DATA:
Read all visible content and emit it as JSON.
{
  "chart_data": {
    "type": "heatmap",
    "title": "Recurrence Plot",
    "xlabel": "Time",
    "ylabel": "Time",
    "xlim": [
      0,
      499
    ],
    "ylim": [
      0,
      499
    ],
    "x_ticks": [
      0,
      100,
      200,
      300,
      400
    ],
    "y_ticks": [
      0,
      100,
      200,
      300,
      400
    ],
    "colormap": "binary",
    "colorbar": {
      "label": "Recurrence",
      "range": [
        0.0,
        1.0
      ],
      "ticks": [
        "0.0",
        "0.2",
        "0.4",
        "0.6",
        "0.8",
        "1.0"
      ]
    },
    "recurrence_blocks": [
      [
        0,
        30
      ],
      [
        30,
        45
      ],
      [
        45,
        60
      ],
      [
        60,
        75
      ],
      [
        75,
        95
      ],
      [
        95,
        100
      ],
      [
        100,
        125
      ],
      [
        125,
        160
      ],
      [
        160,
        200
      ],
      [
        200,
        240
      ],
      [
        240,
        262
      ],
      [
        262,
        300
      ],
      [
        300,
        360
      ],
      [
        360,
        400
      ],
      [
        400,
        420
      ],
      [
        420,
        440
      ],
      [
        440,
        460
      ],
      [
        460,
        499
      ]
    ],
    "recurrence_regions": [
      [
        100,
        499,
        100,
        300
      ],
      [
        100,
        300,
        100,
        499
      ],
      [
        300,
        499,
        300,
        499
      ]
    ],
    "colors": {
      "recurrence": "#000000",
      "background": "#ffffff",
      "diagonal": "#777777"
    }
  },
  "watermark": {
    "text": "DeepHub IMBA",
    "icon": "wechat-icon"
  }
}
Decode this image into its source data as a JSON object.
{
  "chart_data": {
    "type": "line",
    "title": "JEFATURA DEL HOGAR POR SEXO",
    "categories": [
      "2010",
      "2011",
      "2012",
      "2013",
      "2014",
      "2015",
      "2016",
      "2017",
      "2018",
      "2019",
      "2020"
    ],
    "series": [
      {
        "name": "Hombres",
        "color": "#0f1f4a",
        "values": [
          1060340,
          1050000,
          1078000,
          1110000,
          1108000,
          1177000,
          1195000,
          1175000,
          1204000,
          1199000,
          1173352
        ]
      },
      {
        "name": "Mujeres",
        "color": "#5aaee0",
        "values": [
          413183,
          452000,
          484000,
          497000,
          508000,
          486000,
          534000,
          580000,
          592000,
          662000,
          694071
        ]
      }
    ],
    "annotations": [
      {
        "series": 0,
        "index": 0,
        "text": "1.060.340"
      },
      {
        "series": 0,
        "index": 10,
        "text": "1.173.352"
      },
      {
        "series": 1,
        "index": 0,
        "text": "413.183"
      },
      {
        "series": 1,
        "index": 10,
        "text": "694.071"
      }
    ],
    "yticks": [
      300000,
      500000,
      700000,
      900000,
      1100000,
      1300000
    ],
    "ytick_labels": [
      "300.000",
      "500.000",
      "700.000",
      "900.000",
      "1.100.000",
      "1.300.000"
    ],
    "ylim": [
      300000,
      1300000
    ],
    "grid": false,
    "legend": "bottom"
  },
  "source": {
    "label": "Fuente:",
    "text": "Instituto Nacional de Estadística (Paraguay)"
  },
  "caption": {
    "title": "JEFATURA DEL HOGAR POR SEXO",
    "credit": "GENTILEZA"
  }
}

EXERCISE DIRECTIONS:
Copy out all of the data exactly, leaving nothing out.

EXERCISE RESPONSE:
Read all visible content and emit it as JSON.
{
  "chart_data": {
    "type": "heatmap",
    "title": "Recurrence Plot",
    "xlabel": "Time",
    "ylabel": "Time",
    "xlim": [
      0,
      499
    ],
    "ylim": [
      0,
      499
    ],
    "x_ticks": [
      0,
      100,
      200,
      300,
      400
    ],
    "y_ticks": [
      0,
      100,
      200,
      300,
      400
    ],
    "colormap": "binary",
    "colorbar": {
      "label": "Recurrence",
      "range": [
        0.0,
        1.0
      ],
      "ticks": [
        "0.0",
        "0.2",
        "0.4",
        "0.6",
        "0.8",
        "1.0"
      ]
    },
    "recurrence_blocks": [
      [
        0,
        30
      ],
      [
        30,
        45
      ],
      [
        45,
        60
      ],
      [
        60,
        75
      ],
      [
        75,
        95
      ],
      [
        95,
        100
      ],
      [
        100,
        125
      ],
      [
        125,
        160
      ],
      [
        160,
        200
      ],
      [
        200,
        240
      ],
      [
        240,
        262
      ],
      [
        262,
        300
      ],
      [
        300,
        360
      ],
      [
        360,
        400
      ],
      [
        400,
        420
      ],
      [
        420,
        440
      ],
      [
        440,
        460
      ],
      [
        460,
        499
      ]
    ],
    "recurrence_regions": [
      [
        100,
        499,
        100,
        300
      ],
      [
        100,
        300,
        100,
        499
      ],
      [
        300,
        499,
        300,
        499
      ]
    ],
    "colors": {
      "recurrence": "#000000",
      "background": "#ffffff",
      "diagonal": "#777777"
    }
  },
  "watermark": {
    "text": "DeepHub IMBA",
    "icon": "wechat-icon"
  }
}
Decode this image into its source data as a JSON object.
{
  "chart_data": {
    "type": "line",
    "title": "JEFATURA DEL HOGAR POR SEXO",
    "categories": [
      "2010",
      "2011",
      "2012",
      "2013",
      "2014",
      "2015",
      "2016",
      "2017",
      "2018",
      "2019",
      "2020"
    ],
    "series": [
      {
        "name": "Hombres",
        "color": "#0f1f4a",
        "values": [
          1060340,
          1050000,
          1078000,
          1110000,
          1108000,
          1177000,
          1195000,
          1175000,
          1204000,
          1199000,
          1173352
        ]
      },
      {
        "name": "Mujeres",
        "color": "#5aaee0",
        "values": [
          413183,
          452000,
          484000,
          497000,
          508000,
          486000,
          534000,
          580000,
          592000,
          662000,
          694071
        ]
      }
    ],
    "annotations": [
      {
        "series": 0,
        "index": 0,
        "text": "1.060.340"
      },
      {
        "series": 0,
        "index": 10,
        "text": "1.173.352"
      },
      {
        "series": 1,
        "index": 0,
        "text": "413.183"
      },
      {
        "series": 1,
        "index": 10,
        "text": "694.071"
      }
    ],
    "yticks": [
      300000,
      500000,
      700000,
      900000,
      1100000,
      1300000
    ],
    "ytick_labels": [
      "300.000",
      "500.000",
      "700.000",
      "900.000",
      "1.100.000",
      "1.300.000"
    ],
    "ylim": [
      300000,
      1300000
    ],
    "grid": false,
    "legend": "bottom"
  },
  "source": {
    "label": "Fuente:",
    "text": "Instituto Nacional de Estadística (Paraguay)"
  },
  "caption": {
    "title": "JEFATURA DEL HOGAR POR SEXO",
    "credit": "GENTILEZA"
  }
}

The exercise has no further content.